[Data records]
►

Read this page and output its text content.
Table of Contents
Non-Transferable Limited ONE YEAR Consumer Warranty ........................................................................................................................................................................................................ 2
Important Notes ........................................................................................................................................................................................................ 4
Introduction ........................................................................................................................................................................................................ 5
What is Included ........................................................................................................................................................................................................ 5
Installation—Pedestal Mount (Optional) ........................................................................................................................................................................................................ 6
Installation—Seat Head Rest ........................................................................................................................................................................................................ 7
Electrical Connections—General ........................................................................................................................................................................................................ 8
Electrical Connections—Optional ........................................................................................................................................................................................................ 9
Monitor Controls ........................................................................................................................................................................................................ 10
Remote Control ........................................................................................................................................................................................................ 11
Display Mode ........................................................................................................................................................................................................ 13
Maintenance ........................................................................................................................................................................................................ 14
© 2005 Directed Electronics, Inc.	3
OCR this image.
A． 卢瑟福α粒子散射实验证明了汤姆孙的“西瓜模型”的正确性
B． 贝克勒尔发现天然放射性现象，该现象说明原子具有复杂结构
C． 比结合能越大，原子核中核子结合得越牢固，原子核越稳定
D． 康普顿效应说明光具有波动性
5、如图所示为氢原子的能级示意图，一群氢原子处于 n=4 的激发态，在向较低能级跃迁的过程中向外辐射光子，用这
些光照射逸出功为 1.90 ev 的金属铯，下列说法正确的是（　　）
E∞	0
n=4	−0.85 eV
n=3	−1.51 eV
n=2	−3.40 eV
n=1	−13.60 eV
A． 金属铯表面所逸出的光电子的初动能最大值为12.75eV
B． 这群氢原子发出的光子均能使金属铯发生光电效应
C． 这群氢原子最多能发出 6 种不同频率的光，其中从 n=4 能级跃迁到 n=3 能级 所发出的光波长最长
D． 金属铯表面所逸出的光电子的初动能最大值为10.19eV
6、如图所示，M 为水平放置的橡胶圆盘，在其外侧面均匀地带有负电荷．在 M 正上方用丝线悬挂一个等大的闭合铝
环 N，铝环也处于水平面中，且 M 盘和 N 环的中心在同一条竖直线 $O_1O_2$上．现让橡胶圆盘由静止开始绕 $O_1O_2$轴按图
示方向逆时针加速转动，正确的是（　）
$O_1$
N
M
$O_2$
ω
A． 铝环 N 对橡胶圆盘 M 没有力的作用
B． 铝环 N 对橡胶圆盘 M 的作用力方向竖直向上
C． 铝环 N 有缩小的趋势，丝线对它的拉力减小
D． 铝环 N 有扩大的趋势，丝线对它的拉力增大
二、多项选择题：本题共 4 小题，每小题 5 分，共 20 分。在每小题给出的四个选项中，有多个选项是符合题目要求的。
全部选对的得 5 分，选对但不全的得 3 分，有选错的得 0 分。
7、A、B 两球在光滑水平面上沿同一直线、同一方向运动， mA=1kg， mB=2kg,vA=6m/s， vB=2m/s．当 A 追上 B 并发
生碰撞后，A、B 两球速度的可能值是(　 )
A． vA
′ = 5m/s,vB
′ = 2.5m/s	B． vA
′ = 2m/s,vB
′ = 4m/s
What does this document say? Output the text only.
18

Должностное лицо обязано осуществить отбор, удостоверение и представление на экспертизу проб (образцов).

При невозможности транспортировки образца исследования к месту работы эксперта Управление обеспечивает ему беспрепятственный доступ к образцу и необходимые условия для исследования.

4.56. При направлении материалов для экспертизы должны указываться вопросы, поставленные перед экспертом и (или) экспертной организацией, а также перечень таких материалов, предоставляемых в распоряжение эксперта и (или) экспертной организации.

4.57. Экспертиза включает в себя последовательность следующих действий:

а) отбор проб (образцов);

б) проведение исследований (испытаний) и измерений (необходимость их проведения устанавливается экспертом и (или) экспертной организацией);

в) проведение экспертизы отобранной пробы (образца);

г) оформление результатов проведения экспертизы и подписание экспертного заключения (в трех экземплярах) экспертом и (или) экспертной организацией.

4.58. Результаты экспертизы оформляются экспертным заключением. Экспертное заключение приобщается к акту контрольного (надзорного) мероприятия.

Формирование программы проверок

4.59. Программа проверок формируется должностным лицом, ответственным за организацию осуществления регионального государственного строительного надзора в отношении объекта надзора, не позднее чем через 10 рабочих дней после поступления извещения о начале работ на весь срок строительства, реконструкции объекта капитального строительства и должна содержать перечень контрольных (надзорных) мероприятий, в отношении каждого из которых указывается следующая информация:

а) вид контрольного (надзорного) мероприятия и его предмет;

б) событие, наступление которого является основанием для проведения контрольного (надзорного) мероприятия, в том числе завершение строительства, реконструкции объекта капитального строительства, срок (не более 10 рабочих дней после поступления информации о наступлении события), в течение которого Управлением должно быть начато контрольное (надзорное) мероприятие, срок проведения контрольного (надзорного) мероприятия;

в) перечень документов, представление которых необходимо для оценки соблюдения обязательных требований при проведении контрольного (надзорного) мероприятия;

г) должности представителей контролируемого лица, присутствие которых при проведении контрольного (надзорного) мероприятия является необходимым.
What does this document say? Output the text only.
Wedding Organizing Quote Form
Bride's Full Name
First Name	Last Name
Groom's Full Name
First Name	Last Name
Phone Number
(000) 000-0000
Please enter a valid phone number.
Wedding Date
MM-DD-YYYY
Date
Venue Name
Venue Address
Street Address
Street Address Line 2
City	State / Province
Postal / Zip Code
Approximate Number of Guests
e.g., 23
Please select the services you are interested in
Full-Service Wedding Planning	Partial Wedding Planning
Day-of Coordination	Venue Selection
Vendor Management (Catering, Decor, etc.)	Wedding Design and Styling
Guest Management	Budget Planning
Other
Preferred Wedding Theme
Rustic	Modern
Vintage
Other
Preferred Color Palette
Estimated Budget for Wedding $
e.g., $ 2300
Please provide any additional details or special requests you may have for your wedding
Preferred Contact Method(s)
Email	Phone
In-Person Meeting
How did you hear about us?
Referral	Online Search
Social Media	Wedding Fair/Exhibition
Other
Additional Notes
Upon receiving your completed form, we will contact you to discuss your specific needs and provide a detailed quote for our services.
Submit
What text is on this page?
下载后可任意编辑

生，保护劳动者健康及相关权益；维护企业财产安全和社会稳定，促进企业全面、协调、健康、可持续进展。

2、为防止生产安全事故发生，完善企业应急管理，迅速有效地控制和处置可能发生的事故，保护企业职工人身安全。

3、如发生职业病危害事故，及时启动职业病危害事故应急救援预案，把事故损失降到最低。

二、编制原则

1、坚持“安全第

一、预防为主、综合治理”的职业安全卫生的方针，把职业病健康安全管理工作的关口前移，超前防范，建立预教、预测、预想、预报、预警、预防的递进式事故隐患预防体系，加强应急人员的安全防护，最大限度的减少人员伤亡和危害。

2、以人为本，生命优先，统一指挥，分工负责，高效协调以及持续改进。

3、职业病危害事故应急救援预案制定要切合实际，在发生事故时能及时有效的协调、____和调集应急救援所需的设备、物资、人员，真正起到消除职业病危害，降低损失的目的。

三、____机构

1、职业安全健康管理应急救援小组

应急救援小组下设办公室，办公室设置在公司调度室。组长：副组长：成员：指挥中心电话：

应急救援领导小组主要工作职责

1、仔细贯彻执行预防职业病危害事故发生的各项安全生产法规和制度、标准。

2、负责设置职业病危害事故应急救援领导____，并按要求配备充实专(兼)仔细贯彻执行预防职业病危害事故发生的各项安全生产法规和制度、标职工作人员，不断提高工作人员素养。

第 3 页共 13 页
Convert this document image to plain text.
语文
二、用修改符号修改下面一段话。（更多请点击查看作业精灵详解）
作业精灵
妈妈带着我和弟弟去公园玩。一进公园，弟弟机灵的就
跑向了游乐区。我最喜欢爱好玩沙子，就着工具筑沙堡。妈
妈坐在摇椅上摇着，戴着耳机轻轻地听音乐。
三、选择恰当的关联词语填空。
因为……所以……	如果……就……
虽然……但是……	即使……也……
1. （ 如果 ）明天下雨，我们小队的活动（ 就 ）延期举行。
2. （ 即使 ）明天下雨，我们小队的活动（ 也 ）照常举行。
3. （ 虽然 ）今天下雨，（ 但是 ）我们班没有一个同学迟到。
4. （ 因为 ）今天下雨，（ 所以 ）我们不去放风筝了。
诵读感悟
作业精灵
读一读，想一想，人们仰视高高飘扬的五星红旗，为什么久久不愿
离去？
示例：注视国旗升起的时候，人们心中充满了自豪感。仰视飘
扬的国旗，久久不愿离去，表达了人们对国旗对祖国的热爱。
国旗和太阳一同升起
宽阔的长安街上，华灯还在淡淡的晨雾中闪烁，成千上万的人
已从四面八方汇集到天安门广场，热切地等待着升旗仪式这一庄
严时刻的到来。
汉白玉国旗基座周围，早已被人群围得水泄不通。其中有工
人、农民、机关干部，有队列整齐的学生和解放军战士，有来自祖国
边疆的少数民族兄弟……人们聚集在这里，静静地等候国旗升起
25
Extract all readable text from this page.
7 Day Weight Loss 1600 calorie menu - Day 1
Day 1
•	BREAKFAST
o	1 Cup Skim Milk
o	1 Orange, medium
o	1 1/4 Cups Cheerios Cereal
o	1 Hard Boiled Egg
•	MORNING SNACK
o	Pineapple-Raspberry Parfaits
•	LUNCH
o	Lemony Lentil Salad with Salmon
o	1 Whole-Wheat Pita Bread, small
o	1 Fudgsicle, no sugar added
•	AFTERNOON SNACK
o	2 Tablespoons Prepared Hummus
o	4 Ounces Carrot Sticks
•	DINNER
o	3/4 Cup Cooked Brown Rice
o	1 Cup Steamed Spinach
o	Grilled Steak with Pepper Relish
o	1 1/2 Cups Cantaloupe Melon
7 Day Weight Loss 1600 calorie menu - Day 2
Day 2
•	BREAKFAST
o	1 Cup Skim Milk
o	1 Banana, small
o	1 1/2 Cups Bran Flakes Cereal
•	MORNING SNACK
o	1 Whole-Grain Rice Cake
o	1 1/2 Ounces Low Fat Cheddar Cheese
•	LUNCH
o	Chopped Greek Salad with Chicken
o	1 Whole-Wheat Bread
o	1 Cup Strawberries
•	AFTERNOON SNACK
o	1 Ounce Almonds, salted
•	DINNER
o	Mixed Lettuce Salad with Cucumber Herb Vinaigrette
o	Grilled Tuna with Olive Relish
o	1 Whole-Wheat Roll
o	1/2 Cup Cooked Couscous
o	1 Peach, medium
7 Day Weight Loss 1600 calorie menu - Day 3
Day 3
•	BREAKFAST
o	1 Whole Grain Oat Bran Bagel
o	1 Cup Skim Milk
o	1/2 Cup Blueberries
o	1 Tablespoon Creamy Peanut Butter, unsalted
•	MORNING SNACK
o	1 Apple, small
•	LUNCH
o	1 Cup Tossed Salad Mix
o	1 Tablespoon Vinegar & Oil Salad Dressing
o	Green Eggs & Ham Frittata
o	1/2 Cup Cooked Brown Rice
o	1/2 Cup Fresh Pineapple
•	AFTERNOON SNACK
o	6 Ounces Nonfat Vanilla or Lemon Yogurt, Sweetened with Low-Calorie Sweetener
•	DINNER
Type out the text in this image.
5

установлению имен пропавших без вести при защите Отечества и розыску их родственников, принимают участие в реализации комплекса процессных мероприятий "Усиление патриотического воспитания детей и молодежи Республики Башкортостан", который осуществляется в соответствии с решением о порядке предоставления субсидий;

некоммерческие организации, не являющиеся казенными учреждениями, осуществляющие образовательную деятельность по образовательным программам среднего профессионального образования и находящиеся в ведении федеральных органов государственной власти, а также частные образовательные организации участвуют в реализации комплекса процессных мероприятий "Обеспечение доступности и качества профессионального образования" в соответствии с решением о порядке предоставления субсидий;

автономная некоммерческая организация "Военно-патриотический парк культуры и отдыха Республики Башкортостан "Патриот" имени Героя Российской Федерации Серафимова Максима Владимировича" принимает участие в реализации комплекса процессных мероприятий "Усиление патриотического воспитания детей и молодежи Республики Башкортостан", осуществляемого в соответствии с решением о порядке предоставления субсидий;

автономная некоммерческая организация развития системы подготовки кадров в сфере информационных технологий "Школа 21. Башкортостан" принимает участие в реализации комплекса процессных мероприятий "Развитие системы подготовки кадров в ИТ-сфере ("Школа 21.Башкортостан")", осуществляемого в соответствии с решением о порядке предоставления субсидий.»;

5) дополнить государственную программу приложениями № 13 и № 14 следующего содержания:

◄

→ **Task to carry out**: Go through the lines above. Select every one that has the string "Street".

→ **Expected output**:
Street Address
Street Address Line 2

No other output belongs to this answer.